■ **Task description**: Pictures stay out of your copy, but everything else in the records below must be repeated exactly.

***

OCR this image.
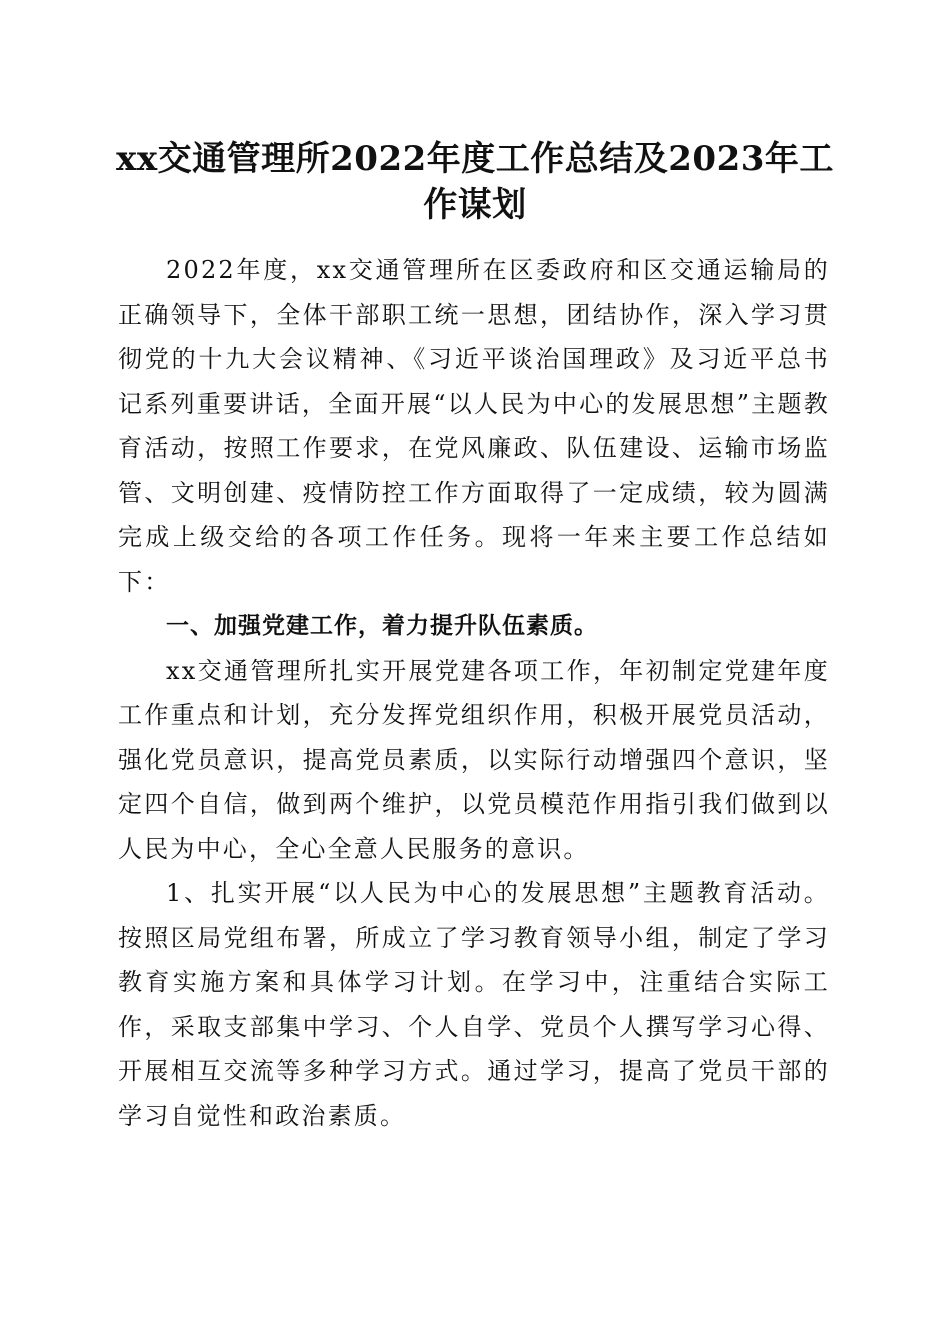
xx交通管理所2022年度工作总结及2023年工作谋划

2022年度，xx交通管理所在区委政府和区交通运输局的正确领导下，全体干部职工统一思想，团结协作，深入学习贯彻党的十九大会议精神、《习近平谈治国理政》及习近平总书记系列重要讲话，全面开展“以人民为中心的发展思想”主题教育活动，按照工作要求，在党风廉政、队伍建设、运输市场监管、文明创建、疫情防控工作方面取得了一定成绩，较为圆满完成上级交给的各项工作任务。现将一年来主要工作总结如下：

一、加强党建工作，着力提升队伍素质。

xx交通管理所扎实开展党建各项工作，年初制定党建年度工作重点和计划，充分发挥党组织作用，积极开展党员活动，强化党员意识，提高党员素质，以实际行动增强四个意识，坚定四个自信，做到两个维护，以党员模范作用指引我们做到以人民为中心，全心全意人民服务的意识。

1、扎实开展“以人民为中心的发展思想”主题教育活动。按照区局党组布署，所成立了学习教育领导小组，制定了学习教育实施方案和具体学习计划。在学习中，注重结合实际工作，采取支部集中学习、个人自学、党员个人撰写学习心得、开展相互交流等多种学习方式。通过学习，提高了党员干部的学习自觉性和政治素质。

***

■ **Exercise answer**:
OCR this image.
xx交通管理所2022年度工作总结及2023年工作谋划

2022年度，xx交通管理所在区委政府和区交通运输局的正确领导下，全体干部职工统一思想，团结协作，深入学习贯彻党的十九大会议精神、《习近平谈治国理政》及习近平总书记系列重要讲话，全面开展“以人民为中心的发展思想”主题教育活动，按照工作要求，在党风廉政、队伍建设、运输市场监管、文明创建、疫情防控工作方面取得了一定成绩，较为圆满完成上级交给的各项工作任务。现将一年来主要工作总结如下：

一、加强党建工作，着力提升队伍素质。

xx交通管理所扎实开展党建各项工作，年初制定党建年度工作重点和计划，充分发挥党组织作用，积极开展党员活动，强化党员意识，提高党员素质，以实际行动增强四个意识，坚定四个自信，做到两个维护，以党员模范作用指引我们做到以人民为中心，全心全意人民服务的意识。

1、扎实开展“以人民为中心的发展思想”主题教育活动。按照区局党组布署，所成立了学习教育领导小组，制定了学习教育实施方案和具体学习计划。在学习中，注重结合实际工作，采取支部集中学习、个人自学、党员个人撰写学习心得、开展相互交流等多种学习方式。通过学习，提高了党员干部的学习自觉性和政治素质。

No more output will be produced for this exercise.